What you should do: Identify every line in the records below that contains the word "plaats", and reproduce each one.

Items from a figure collection:
»»
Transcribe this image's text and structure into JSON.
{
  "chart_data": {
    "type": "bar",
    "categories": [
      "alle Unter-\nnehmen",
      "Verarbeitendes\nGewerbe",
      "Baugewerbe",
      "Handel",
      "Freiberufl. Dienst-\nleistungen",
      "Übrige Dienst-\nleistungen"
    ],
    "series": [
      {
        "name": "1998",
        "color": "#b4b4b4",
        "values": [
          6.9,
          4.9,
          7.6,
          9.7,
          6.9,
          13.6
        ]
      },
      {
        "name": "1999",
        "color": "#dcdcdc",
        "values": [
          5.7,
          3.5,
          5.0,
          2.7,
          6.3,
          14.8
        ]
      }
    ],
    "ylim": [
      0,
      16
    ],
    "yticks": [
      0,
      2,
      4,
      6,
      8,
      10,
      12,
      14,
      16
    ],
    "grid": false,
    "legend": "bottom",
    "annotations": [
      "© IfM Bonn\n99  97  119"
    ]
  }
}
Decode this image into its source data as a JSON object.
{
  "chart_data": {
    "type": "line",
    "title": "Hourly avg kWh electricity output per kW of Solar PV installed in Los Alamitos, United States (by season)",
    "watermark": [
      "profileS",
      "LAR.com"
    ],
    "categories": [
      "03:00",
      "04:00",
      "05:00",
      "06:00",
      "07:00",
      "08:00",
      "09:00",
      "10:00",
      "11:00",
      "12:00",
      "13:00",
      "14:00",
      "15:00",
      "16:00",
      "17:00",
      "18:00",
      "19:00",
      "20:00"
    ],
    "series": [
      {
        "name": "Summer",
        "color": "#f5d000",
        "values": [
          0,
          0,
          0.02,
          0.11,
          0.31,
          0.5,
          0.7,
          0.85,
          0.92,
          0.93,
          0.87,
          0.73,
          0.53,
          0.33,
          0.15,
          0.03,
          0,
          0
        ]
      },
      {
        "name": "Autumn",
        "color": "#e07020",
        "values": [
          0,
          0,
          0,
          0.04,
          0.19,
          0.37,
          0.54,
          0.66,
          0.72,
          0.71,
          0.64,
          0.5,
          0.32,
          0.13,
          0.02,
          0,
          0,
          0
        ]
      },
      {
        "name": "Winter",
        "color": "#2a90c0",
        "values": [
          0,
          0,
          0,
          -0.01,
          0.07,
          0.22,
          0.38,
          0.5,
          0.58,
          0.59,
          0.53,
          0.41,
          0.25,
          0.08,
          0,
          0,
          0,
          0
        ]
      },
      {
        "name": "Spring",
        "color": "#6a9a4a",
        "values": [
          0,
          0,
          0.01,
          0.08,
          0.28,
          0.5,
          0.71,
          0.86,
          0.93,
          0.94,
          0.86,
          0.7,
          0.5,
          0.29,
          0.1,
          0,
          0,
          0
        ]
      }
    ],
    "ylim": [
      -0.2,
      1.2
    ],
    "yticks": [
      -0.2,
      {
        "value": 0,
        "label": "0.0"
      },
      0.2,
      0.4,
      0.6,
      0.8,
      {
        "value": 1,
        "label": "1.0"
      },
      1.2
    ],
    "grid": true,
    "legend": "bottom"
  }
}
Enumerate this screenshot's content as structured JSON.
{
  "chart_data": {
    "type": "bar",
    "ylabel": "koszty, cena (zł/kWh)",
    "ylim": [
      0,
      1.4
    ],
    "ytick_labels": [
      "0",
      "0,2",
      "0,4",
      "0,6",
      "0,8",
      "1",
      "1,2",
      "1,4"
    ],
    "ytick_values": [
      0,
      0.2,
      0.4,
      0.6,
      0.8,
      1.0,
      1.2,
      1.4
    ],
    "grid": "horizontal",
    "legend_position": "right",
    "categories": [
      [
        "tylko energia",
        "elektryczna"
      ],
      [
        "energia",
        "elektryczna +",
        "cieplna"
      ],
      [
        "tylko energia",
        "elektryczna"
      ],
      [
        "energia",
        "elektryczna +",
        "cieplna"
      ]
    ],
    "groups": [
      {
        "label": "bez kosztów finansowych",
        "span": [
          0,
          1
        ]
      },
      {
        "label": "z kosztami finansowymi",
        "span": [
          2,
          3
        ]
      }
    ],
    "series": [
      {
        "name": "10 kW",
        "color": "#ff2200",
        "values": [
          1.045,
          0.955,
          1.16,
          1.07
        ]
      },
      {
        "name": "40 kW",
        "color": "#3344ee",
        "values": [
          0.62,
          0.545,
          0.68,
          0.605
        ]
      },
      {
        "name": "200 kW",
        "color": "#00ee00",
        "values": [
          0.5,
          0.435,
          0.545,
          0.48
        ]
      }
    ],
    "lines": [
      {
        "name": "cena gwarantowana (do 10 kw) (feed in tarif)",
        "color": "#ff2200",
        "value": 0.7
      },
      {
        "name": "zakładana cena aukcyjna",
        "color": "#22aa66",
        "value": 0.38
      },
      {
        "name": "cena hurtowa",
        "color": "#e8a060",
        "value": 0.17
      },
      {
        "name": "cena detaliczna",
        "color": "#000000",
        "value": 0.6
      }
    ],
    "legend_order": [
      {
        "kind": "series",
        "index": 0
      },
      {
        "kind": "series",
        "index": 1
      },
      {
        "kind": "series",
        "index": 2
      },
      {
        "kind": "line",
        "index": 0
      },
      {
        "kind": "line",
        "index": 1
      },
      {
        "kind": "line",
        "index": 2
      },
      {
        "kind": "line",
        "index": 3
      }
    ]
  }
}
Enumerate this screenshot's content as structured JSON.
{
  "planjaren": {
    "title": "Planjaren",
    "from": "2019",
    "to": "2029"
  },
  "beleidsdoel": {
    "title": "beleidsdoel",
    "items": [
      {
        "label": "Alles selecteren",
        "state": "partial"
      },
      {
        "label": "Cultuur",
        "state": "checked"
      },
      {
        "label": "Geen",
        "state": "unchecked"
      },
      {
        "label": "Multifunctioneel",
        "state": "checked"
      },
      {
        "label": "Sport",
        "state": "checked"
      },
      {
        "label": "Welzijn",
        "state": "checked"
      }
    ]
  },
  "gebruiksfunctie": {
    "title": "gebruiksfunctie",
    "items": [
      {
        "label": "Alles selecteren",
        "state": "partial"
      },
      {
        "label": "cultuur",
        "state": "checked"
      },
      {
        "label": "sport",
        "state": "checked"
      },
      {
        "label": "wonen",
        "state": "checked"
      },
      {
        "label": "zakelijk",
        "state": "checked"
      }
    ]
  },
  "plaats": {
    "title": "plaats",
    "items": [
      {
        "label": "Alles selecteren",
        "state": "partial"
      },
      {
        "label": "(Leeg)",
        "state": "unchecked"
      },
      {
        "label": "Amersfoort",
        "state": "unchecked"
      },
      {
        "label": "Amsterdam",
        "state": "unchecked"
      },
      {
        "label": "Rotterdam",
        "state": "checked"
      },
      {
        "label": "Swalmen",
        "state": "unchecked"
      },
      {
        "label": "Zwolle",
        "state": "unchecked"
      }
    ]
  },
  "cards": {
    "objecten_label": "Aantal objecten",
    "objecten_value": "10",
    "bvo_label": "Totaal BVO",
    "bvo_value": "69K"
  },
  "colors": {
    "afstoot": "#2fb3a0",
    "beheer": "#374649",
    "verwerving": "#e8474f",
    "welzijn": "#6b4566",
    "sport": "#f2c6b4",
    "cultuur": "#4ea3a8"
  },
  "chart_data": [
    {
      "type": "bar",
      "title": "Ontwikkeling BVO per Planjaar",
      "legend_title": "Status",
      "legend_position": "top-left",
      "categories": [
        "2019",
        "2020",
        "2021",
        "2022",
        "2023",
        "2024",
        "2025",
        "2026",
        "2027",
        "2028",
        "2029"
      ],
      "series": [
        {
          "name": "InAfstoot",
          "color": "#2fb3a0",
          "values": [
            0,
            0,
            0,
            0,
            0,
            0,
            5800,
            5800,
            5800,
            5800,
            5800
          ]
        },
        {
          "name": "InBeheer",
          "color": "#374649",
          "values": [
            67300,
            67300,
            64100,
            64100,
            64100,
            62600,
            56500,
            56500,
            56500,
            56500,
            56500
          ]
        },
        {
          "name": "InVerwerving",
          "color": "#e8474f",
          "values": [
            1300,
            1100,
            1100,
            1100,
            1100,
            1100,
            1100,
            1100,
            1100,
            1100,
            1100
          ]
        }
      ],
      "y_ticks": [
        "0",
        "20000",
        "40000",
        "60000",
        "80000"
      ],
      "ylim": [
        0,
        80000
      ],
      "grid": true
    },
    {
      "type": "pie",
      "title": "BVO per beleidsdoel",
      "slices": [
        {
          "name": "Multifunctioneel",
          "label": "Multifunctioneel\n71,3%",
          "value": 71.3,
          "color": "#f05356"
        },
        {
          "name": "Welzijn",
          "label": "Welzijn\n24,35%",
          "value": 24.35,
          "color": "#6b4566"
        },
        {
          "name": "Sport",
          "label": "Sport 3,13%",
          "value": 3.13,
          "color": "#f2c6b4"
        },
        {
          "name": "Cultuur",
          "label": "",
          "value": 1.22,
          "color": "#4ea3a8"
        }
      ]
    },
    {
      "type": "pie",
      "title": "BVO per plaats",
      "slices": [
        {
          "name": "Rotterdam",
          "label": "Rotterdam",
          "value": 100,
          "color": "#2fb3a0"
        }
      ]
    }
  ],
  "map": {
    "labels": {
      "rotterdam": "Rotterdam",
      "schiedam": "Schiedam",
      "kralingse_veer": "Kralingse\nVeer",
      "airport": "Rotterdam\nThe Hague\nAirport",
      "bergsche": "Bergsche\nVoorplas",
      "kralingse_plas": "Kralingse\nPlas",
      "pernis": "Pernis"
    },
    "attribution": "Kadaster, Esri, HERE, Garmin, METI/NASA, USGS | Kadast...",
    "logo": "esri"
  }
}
««
Reply:
  "plaats": {
    "title": "plaats",
      "title": "BVO per plaats",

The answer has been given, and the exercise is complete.